Could you transcribe the material below exactly, without leaving out a single line?
• • • •
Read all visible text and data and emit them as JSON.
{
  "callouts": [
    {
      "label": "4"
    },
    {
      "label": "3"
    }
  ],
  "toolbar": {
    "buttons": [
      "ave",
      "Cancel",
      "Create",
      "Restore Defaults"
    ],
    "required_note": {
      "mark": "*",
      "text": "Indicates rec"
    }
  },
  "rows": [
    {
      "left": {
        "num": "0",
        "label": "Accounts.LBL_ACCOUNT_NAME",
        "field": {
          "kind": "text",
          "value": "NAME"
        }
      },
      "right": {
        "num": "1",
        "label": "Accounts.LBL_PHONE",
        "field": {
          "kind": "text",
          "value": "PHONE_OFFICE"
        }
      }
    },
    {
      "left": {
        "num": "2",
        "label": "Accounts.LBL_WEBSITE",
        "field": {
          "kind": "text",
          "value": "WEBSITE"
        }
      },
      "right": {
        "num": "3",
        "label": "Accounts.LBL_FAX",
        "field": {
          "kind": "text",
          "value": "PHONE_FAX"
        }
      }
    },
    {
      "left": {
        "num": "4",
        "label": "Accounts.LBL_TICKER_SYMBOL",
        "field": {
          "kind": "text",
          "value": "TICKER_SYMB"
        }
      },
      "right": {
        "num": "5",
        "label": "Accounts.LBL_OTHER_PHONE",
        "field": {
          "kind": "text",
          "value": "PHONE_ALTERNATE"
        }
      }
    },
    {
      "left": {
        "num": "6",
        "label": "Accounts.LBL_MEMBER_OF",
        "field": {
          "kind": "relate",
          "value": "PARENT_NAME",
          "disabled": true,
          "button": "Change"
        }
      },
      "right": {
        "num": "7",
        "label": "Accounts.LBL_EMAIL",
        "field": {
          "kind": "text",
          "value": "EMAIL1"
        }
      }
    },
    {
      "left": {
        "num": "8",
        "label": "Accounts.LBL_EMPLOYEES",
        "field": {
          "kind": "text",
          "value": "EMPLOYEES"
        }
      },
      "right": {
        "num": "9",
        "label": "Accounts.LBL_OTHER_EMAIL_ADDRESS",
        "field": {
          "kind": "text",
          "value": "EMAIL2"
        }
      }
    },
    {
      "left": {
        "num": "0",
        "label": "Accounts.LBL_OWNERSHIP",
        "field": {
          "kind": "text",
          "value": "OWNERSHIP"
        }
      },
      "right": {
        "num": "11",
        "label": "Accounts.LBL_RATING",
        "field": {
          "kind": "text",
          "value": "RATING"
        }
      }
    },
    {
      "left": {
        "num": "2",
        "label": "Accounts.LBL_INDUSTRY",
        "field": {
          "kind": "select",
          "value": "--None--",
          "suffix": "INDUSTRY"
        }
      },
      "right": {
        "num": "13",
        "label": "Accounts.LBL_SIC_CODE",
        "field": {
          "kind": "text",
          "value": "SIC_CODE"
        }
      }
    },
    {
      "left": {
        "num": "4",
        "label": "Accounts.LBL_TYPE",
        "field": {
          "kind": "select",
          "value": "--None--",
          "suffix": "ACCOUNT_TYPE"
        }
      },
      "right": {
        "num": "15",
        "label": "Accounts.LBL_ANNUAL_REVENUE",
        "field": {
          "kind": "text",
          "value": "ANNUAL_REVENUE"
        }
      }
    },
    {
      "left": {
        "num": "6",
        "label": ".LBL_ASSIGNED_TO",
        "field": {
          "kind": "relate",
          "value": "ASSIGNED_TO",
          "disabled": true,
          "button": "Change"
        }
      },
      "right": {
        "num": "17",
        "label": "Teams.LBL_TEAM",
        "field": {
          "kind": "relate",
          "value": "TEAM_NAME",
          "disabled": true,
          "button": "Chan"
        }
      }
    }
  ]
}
• • • •
The output ::
Read all visible text and data and emit them as JSON.
{
  "callouts": [
    {
      "label": "4"
    },
    {
      "label": "3"
    }
  ],
  "toolbar": {
    "buttons": [
      "ave",
      "Cancel",
      "Create",
      "Restore Defaults"
    ],
    "required_note": {
      "mark": "*",
      "text": "Indicates rec"
    }
  },
  "rows": [
    {
      "left": {
        "num": "0",
        "label": "Accounts.LBL_ACCOUNT_NAME",
        "field": {
          "kind": "text",
          "value": "NAME"
        }
      },
      "right": {
        "num": "1",
        "label": "Accounts.LBL_PHONE",
        "field": {
          "kind": "text",
          "value": "PHONE_OFFICE"
        }
      }
    },
    {
      "left": {
        "num": "2",
        "label": "Accounts.LBL_WEBSITE",
        "field": {
          "kind": "text",
          "value": "WEBSITE"
        }
      },
      "right": {
        "num": "3",
        "label": "Accounts.LBL_FAX",
        "field": {
          "kind": "text",
          "value": "PHONE_FAX"
        }
      }
    },
    {
      "left": {
        "num": "4",
        "label": "Accounts.LBL_TICKER_SYMBOL",
        "field": {
          "kind": "text",
          "value": "TICKER_SYMB"
        }
      },
      "right": {
        "num": "5",
        "label": "Accounts.LBL_OTHER_PHONE",
        "field": {
          "kind": "text",
          "value": "PHONE_ALTERNATE"
        }
      }
    },
    {
      "left": {
        "num": "6",
        "label": "Accounts.LBL_MEMBER_OF",
        "field": {
          "kind": "relate",
          "value": "PARENT_NAME",
          "disabled": true,
          "button": "Change"
        }
      },
      "right": {
        "num": "7",
        "label": "Accounts.LBL_EMAIL",
        "field": {
          "kind": "text",
          "value": "EMAIL1"
        }
      }
    },
    {
      "left": {
        "num": "8",
        "label": "Accounts.LBL_EMPLOYEES",
        "field": {
          "kind": "text",
          "value": "EMPLOYEES"
        }
      },
      "right": {
        "num": "9",
        "label": "Accounts.LBL_OTHER_EMAIL_ADDRESS",
        "field": {
          "kind": "text",
          "value": "EMAIL2"
        }
      }
    },
    {
      "left": {
        "num": "0",
        "label": "Accounts.LBL_OWNERSHIP",
        "field": {
          "kind": "text",
          "value": "OWNERSHIP"
        }
      },
      "right": {
        "num": "11",
        "label": "Accounts.LBL_RATING",
        "field": {
          "kind": "text",
          "value": "RATING"
        }
      }
    },
    {
      "left": {
        "num": "2",
        "label": "Accounts.LBL_INDUSTRY",
        "field": {
          "kind": "select",
          "value": "--None--",
          "suffix": "INDUSTRY"
        }
      },
      "right": {
        "num": "13",
        "label": "Accounts.LBL_SIC_CODE",
        "field": {
          "kind": "text",
          "value": "SIC_CODE"
        }
      }
    },
    {
      "left": {
        "num": "4",
        "label": "Accounts.LBL_TYPE",
        "field": {
          "kind": "select",
          "value": "--None--",
          "suffix": "ACCOUNT_TYPE"
        }
      },
      "right": {
        "num": "15",
        "label": "Accounts.LBL_ANNUAL_REVENUE",
        "field": {
          "kind": "text",
          "value": "ANNUAL_REVENUE"
        }
      }
    },
    {
      "left": {
        "num": "6",
        "label": ".LBL_ASSIGNED_TO",
        "field": {
          "kind": "relate",
          "value": "ASSIGNED_TO",
          "disabled": true,
          "button": "Change"
        }
      },
      "right": {
        "num": "17",
        "label": "Teams.LBL_TEAM",
        "field": {
          "kind": "relate",
          "value": "TEAM_NAME",
          "disabled": true,
          "button": "Chan"
        }
      }
    }
  ]
}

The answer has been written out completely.